* **Task directions**
From the records below, pull each line that has "background".

* **Records provided**
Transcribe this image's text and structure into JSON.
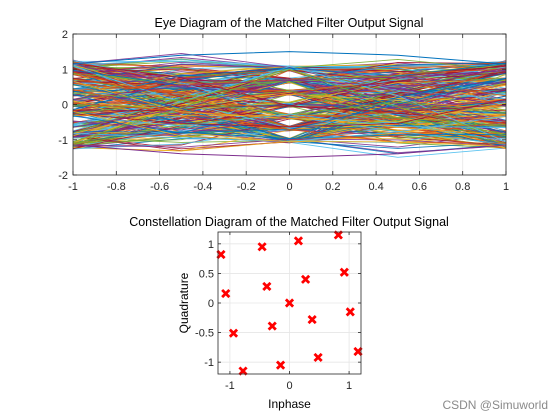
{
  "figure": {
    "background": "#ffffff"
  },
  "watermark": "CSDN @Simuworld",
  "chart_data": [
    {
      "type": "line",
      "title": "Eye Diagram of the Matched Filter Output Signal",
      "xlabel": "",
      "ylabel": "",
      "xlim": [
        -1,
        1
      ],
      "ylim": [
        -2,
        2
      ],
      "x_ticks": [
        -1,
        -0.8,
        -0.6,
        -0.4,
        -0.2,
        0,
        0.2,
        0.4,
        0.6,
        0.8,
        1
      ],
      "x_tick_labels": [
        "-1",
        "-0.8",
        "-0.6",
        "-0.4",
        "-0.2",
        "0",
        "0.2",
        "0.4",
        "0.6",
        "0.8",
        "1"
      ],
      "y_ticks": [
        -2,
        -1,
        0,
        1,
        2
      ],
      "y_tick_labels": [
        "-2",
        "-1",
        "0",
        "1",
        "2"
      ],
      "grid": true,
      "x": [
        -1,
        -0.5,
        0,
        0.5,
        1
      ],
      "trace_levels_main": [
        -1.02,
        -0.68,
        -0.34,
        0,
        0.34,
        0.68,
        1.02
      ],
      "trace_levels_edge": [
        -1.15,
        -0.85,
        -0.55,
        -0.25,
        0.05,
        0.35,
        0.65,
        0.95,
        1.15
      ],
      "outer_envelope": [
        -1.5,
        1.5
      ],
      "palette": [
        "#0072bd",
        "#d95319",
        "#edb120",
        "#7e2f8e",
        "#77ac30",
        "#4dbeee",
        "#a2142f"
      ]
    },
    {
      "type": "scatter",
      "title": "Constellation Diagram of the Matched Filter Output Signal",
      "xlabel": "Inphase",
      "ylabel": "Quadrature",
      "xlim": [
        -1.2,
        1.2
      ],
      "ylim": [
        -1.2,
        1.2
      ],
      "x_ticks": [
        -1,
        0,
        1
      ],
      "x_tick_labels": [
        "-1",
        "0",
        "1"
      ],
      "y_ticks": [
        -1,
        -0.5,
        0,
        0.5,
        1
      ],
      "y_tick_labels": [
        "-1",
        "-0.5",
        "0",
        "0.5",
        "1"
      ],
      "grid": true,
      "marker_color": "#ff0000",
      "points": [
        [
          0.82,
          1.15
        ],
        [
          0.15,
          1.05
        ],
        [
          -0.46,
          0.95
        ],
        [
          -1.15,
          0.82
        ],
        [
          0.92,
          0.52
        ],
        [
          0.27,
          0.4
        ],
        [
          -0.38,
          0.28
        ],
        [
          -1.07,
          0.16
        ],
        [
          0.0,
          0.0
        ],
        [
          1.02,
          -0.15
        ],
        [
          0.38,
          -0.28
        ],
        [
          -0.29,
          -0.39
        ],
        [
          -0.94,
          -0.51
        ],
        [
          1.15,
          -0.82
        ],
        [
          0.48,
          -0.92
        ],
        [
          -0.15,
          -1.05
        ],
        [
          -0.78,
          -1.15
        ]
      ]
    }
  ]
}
==
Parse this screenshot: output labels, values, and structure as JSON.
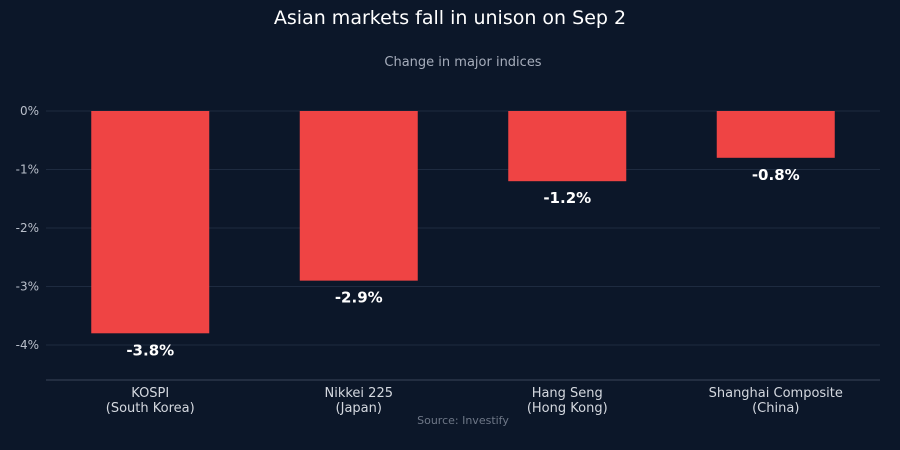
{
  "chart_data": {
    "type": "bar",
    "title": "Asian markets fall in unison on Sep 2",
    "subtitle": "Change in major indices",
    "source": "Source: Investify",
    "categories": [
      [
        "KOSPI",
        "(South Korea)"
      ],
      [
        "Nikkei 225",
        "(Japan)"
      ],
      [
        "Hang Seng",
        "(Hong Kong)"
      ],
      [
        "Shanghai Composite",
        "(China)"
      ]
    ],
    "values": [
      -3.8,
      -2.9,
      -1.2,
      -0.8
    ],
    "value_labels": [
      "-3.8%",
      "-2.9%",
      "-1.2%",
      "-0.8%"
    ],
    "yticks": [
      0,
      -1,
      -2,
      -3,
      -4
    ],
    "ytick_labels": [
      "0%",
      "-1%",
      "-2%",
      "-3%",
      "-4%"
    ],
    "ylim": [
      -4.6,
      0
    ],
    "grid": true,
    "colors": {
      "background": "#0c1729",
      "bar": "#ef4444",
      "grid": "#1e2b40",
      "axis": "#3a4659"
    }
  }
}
...
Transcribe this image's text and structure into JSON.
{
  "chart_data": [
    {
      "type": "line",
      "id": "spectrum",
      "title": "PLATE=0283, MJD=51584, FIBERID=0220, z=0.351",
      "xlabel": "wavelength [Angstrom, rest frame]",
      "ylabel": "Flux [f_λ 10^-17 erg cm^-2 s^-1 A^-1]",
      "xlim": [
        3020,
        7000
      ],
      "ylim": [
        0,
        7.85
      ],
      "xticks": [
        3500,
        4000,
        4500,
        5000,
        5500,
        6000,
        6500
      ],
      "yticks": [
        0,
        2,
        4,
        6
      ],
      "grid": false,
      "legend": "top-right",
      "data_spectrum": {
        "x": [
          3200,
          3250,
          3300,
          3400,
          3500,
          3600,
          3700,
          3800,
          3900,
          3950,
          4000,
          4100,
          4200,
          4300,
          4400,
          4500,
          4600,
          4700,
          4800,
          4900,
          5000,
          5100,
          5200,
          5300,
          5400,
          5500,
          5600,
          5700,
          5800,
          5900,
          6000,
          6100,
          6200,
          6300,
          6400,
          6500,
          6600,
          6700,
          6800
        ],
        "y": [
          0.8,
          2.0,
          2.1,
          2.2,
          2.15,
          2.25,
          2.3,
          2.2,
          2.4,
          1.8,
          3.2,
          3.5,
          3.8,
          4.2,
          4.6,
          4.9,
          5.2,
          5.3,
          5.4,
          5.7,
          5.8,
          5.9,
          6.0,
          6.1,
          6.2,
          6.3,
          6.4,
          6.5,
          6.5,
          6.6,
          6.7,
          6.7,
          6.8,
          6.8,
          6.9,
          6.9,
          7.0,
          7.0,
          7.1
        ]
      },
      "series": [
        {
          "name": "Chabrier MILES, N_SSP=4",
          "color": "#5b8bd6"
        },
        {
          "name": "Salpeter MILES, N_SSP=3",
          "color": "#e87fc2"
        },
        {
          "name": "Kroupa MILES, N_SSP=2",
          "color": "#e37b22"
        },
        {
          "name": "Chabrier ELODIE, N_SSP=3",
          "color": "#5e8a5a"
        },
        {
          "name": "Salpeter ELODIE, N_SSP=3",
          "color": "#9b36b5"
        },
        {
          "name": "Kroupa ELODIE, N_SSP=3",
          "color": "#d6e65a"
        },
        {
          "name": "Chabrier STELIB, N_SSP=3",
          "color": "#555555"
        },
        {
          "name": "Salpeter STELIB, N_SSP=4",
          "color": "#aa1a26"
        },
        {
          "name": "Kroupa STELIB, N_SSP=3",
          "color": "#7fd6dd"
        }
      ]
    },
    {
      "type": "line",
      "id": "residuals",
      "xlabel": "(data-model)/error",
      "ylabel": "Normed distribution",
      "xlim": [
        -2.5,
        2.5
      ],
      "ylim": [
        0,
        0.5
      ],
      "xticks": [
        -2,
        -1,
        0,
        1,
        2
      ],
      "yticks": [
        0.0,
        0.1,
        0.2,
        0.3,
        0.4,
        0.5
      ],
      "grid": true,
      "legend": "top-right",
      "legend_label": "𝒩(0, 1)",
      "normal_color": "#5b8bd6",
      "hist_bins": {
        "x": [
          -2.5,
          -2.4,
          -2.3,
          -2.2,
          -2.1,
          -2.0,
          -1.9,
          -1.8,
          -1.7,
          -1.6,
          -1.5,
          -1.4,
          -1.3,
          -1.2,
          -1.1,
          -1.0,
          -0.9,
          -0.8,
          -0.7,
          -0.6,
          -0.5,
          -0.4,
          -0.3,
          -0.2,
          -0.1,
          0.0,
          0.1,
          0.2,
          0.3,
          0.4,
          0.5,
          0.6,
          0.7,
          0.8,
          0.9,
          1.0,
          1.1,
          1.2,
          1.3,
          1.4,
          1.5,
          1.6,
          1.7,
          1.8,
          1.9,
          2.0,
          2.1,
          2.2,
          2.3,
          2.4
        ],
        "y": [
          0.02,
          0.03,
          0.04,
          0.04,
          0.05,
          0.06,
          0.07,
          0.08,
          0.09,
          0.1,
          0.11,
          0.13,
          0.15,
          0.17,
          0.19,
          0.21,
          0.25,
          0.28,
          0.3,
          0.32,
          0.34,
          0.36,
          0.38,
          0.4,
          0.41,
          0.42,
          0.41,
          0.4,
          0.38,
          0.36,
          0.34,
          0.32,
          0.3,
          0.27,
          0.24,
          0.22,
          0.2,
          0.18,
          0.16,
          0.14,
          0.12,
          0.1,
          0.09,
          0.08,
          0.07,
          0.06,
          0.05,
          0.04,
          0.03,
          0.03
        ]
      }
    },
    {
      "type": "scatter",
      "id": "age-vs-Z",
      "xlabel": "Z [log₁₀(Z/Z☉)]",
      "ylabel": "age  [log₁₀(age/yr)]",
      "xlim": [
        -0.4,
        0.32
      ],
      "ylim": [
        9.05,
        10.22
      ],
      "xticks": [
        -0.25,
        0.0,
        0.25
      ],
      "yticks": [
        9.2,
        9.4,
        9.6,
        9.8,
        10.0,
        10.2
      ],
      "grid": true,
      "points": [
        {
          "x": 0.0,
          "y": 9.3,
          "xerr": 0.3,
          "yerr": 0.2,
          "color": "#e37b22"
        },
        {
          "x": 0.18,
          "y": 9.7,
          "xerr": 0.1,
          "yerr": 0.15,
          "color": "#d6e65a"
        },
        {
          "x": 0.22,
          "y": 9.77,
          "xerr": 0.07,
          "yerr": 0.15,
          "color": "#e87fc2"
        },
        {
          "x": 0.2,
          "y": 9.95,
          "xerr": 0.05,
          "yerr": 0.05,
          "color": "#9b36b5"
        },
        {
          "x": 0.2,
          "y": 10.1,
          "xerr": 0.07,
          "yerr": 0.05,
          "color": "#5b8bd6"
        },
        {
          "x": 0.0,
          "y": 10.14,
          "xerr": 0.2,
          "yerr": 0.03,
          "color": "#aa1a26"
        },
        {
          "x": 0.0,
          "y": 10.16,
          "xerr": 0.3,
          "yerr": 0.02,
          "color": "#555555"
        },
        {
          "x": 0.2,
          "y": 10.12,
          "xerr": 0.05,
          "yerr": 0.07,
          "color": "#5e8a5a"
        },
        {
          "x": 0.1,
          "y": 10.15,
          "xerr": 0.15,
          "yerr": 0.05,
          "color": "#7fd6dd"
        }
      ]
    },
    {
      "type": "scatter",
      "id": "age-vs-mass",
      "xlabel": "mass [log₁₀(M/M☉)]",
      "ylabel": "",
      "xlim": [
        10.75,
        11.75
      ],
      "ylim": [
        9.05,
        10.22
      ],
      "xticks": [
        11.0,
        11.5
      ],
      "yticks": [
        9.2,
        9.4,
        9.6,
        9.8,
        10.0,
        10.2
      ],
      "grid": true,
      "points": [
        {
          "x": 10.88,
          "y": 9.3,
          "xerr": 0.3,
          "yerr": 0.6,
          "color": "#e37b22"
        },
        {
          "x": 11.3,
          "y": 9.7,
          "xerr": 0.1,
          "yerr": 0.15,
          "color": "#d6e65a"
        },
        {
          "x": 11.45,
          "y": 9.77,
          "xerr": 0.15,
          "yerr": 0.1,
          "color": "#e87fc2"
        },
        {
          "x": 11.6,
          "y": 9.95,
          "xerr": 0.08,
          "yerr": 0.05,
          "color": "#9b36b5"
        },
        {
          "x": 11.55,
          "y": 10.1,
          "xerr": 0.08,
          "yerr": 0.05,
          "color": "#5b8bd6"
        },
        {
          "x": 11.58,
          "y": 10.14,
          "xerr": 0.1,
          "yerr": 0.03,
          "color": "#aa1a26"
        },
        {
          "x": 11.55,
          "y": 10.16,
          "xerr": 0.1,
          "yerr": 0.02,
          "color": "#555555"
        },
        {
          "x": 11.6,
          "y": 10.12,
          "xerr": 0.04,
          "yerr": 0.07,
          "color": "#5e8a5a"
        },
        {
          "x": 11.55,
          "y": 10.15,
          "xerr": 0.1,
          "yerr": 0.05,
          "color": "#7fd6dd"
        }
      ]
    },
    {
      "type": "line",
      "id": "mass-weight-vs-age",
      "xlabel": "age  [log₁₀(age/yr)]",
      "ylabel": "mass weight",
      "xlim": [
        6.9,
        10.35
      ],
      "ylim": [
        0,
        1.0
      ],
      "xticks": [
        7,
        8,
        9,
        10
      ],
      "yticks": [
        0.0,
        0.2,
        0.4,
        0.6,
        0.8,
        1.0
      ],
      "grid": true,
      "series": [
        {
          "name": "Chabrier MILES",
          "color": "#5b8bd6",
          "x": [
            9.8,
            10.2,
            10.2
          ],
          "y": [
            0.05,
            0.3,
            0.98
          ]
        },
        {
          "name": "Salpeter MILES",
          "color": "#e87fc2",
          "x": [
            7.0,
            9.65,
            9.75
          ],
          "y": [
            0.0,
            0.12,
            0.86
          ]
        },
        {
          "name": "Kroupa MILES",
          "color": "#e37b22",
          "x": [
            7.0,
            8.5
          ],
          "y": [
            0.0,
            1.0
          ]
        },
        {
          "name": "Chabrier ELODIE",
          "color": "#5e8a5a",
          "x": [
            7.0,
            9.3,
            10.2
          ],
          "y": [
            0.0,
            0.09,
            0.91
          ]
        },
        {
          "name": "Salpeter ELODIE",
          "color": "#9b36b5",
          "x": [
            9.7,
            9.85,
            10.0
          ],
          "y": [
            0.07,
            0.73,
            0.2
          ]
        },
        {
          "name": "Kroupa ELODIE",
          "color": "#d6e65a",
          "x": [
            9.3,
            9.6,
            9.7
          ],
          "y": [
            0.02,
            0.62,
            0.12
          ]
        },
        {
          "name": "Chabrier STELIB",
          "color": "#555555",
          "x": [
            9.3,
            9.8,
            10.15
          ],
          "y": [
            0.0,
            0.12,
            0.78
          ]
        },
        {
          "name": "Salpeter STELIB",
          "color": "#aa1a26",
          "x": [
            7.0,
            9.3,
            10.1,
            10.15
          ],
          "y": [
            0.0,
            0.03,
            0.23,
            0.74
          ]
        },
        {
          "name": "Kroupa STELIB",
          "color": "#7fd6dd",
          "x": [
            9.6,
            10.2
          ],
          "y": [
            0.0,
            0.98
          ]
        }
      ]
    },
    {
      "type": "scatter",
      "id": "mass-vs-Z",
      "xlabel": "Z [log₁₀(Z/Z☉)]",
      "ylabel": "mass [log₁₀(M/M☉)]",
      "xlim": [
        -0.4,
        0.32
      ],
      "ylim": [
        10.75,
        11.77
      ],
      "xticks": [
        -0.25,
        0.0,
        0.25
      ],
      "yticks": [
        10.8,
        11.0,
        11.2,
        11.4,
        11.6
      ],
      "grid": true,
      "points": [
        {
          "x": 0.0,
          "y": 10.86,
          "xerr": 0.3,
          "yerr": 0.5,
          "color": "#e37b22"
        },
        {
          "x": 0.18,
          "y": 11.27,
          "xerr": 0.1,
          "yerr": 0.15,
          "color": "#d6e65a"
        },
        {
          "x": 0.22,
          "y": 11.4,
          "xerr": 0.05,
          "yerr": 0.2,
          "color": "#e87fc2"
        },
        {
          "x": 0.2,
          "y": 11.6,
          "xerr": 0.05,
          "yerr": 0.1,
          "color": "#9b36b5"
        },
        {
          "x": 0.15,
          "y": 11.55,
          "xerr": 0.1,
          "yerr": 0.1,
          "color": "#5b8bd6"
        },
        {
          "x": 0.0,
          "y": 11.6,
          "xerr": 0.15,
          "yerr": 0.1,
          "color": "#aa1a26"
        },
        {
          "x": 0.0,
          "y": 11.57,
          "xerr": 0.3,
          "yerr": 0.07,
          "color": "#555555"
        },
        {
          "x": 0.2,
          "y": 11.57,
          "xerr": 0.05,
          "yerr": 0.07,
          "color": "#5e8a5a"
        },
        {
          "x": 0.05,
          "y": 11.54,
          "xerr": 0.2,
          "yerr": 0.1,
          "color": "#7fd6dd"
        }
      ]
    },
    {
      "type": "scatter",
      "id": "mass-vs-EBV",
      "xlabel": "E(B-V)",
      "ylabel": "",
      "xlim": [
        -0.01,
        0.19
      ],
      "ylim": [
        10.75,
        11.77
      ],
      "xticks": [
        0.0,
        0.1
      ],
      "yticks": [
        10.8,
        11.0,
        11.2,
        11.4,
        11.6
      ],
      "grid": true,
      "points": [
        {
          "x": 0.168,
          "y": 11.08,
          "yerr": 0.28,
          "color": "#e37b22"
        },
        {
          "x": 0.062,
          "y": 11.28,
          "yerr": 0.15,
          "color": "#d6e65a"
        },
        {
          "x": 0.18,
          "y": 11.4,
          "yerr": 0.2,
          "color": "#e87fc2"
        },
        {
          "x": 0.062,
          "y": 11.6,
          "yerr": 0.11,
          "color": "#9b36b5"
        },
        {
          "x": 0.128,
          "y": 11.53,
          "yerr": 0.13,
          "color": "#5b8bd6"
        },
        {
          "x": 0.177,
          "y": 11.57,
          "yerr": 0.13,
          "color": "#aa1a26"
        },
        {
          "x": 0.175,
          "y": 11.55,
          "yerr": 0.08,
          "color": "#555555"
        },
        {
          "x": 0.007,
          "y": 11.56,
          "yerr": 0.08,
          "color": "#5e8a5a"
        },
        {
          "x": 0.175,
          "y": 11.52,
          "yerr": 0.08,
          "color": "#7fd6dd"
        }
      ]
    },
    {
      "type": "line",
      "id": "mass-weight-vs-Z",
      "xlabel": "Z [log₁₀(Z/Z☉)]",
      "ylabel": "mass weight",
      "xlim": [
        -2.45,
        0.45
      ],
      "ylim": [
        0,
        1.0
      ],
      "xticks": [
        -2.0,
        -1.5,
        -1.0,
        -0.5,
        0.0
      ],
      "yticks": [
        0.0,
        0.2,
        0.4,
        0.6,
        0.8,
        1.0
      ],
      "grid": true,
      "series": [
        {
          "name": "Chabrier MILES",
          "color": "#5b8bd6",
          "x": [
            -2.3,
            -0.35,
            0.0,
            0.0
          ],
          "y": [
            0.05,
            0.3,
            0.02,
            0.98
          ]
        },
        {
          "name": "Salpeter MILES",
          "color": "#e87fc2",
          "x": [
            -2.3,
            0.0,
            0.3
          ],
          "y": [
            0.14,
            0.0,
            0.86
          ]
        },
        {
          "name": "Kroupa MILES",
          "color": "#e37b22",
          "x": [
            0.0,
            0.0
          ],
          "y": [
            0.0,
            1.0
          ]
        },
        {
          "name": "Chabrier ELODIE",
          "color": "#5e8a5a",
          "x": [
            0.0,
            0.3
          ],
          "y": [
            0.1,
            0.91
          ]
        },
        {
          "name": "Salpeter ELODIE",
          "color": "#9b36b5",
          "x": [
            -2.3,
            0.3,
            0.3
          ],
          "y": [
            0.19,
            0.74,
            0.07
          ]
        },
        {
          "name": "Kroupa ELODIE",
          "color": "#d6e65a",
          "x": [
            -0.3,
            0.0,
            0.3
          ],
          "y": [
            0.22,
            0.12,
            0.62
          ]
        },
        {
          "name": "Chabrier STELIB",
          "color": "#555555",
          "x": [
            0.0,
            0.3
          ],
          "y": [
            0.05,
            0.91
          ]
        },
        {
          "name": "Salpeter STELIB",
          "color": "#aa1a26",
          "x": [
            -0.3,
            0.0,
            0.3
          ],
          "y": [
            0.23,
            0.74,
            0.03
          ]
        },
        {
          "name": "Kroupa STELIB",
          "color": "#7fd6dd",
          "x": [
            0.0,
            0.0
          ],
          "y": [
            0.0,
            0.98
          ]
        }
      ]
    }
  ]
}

* **Written response**
    "background": "#ffffff"
      "background": "#0c1729",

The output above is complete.